Exercise task:
Every entry below must be repeated exactly; skip the pictures.

Stored data

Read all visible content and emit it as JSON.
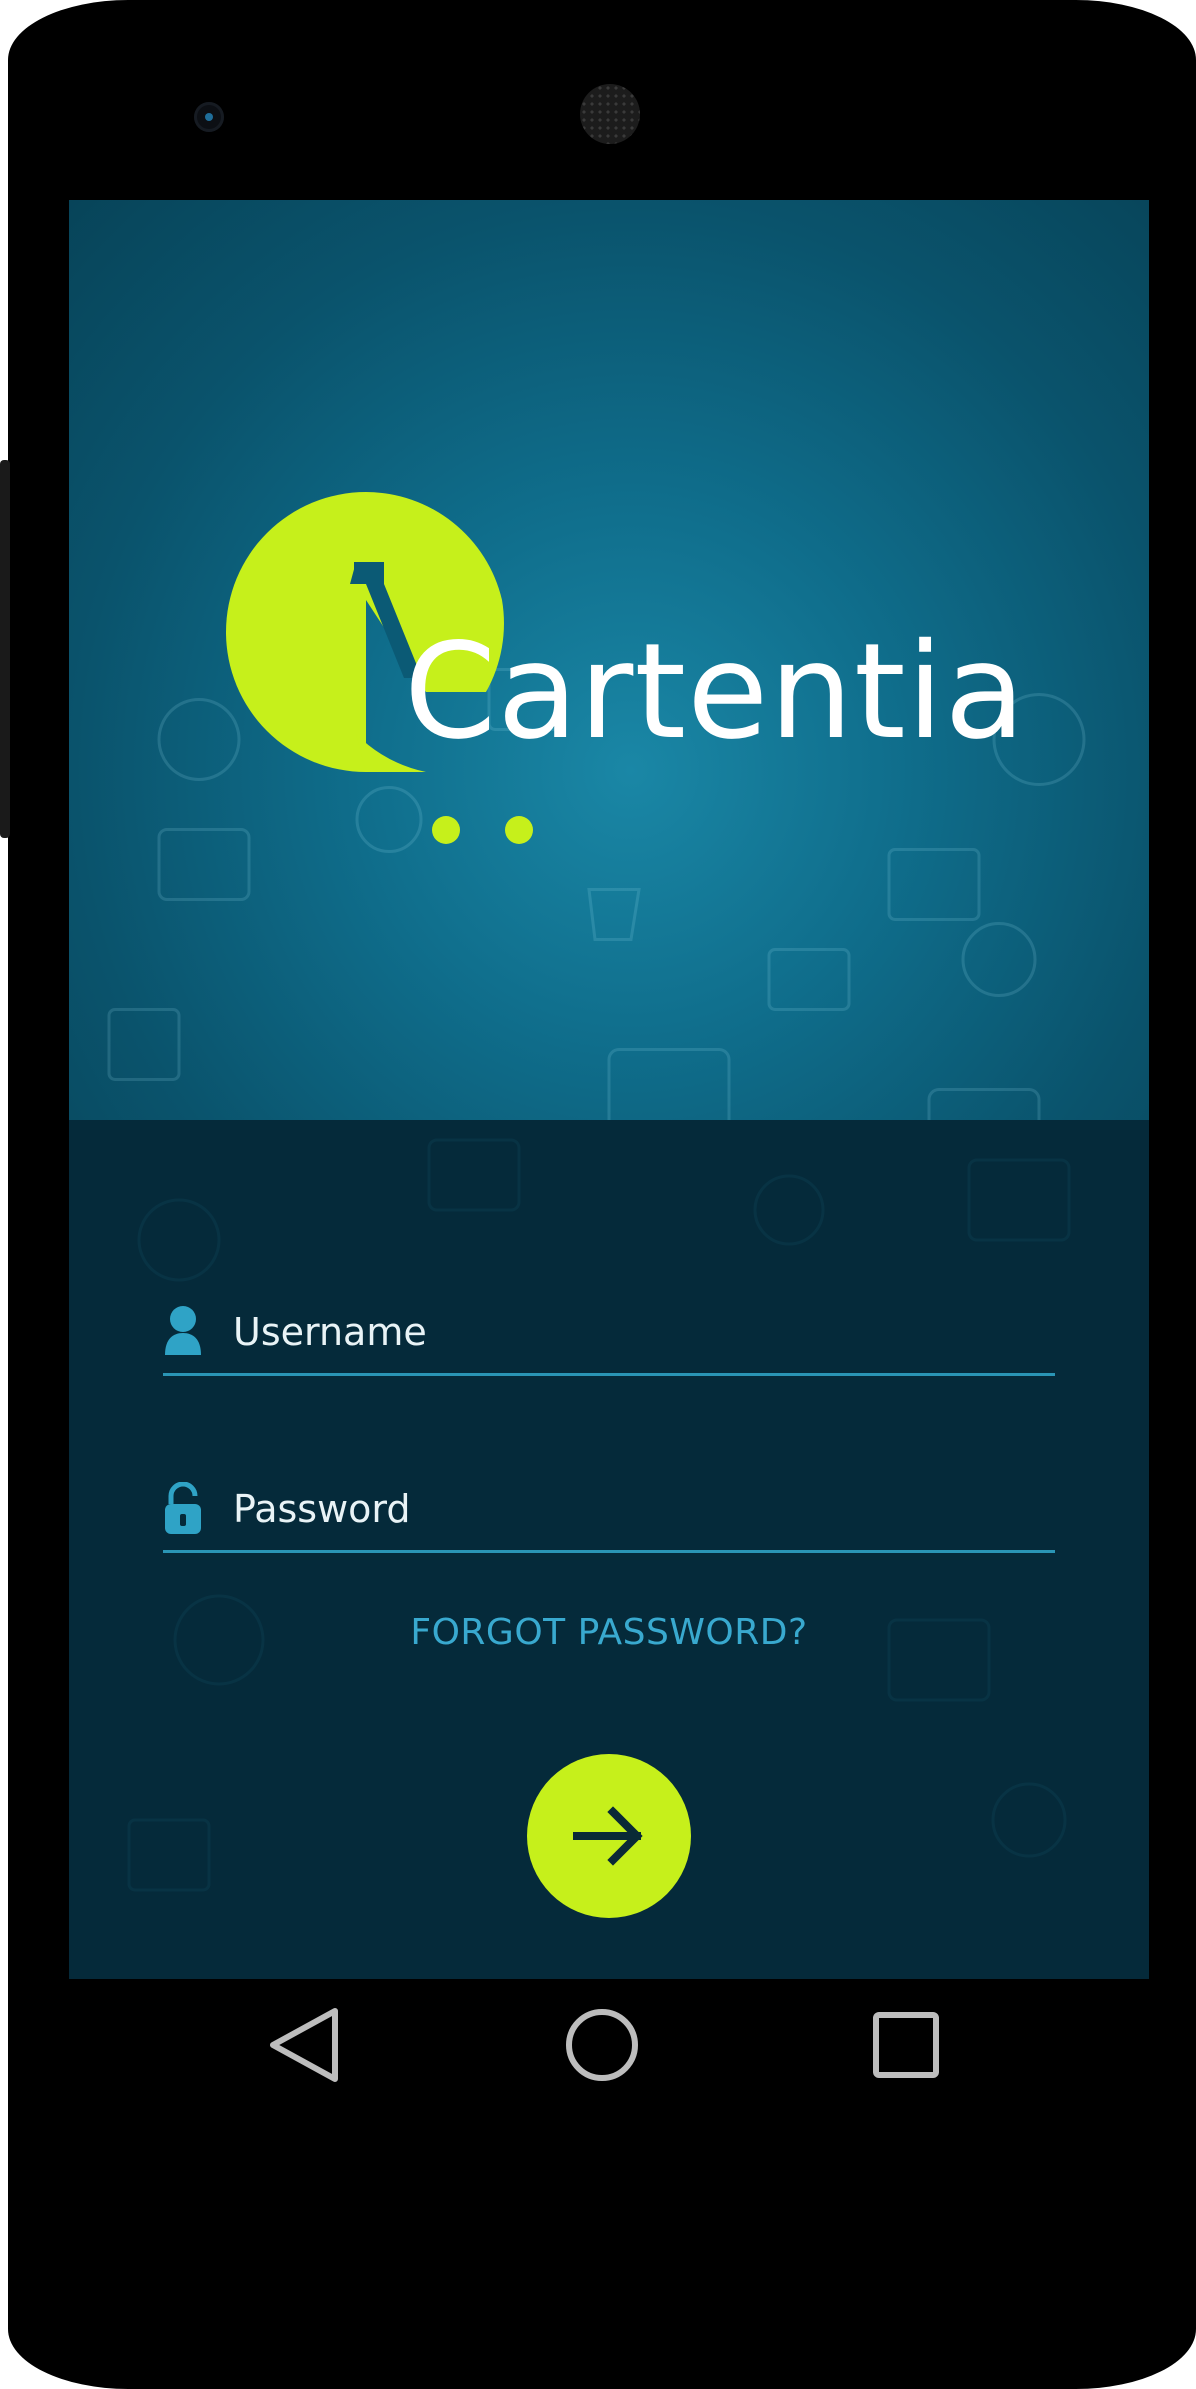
{
  "app": {
    "brand_name": "Cartentia",
    "brand_color": "#c6f01b",
    "background_color": "#0a536c"
  },
  "login": {
    "username_placeholder": "Username",
    "password_placeholder": "Password",
    "username_icon": "user-icon",
    "password_icon": "unlock-icon",
    "forgot_password_label": "FORGOT PASSWORD?",
    "submit_icon": "arrow-right-icon"
  },
  "nav_bar": {
    "back_icon": "back-triangle-icon",
    "home_icon": "home-circle-icon",
    "recents_icon": "recents-square-icon"
  }
}
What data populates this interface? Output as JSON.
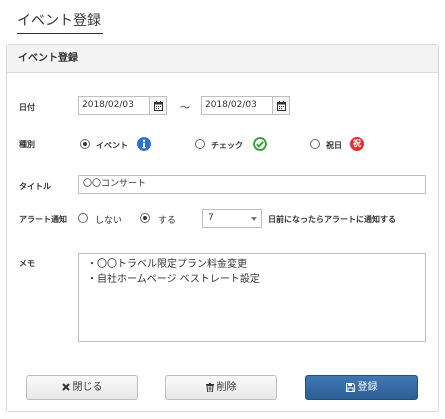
{
  "page": {
    "title": "イベント登録"
  },
  "panel": {
    "header": "イベント登録"
  },
  "form": {
    "date": {
      "label": "日付",
      "start": "2018/02/03",
      "separator": "～",
      "end": "2018/02/03"
    },
    "type": {
      "label": "種別",
      "options": [
        {
          "label": "イベント",
          "checked": true,
          "icon": "info-icon",
          "color": "#2e6fd1"
        },
        {
          "label": "チェック",
          "checked": false,
          "icon": "check-icon",
          "color": "#39a33b"
        },
        {
          "label": "祝日",
          "checked": false,
          "icon": "holiday-icon",
          "badge_text": "祝",
          "color": "#e03030"
        }
      ]
    },
    "title": {
      "label": "タイトル",
      "value": "〇〇コンサート"
    },
    "alert": {
      "label": "アラート通知",
      "options": [
        {
          "label": "しない",
          "checked": false
        },
        {
          "label": "する",
          "checked": true
        }
      ],
      "days_value": "7",
      "suffix": "日前になったらアラートに通知する"
    },
    "memo": {
      "label": "メモ",
      "lines": [
        "・〇〇トラベル限定プラン料金変更",
        "・自社ホームページ ベストレート設定"
      ]
    }
  },
  "buttons": {
    "close": "閉じる",
    "delete": "削除",
    "register": "登録",
    "primary_color": "#2d5f96"
  }
}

Response to this task:
Read all visible content and emit it as JSON.
{
  "app": {
    "brand_name": "Cartentia",
    "brand_color": "#c6f01b",
    "background_color": "#0a536c"
  },
  "login": {
    "username_placeholder": "Username",
    "password_placeholder": "Password",
    "username_icon": "user-icon",
    "password_icon": "unlock-icon",
    "forgot_password_label": "FORGOT PASSWORD?",
    "submit_icon": "arrow-right-icon"
  },
  "nav_bar": {
    "back_icon": "back-triangle-icon",
    "home_icon": "home-circle-icon",
    "recents_icon": "recents-square-icon"
  }
}
What data populates this interface? Output as JSON.
{
  "page": {
    "title": "イベント登録"
  },
  "panel": {
    "header": "イベント登録"
  },
  "form": {
    "date": {
      "label": "日付",
      "start": "2018/02/03",
      "separator": "～",
      "end": "2018/02/03"
    },
    "type": {
      "label": "種別",
      "options": [
        {
          "label": "イベント",
          "checked": true,
          "icon": "info-icon",
          "color": "#2e6fd1"
        },
        {
          "label": "チェック",
          "checked": false,
          "icon": "check-icon",
          "color": "#39a33b"
        },
        {
          "label": "祝日",
          "checked": false,
          "icon": "holiday-icon",
          "badge_text": "祝",
          "color": "#e03030"
        }
      ]
    },
    "title": {
      "label": "タイトル",
      "value": "〇〇コンサート"
    },
    "alert": {
      "label": "アラート通知",
      "options": [
        {
          "label": "しない",
          "checked": false
        },
        {
          "label": "する",
          "checked": true
        }
      ],
      "days_value": "7",
      "suffix": "日前になったらアラートに通知する"
    },
    "memo": {
      "label": "メモ",
      "lines": [
        "・〇〇トラベル限定プラン料金変更",
        "・自社ホームページ ベストレート設定"
      ]
    }
  },
  "buttons": {
    "close": "閉じる",
    "delete": "削除",
    "register": "登録",
    "primary_color": "#2d5f96"
  }
}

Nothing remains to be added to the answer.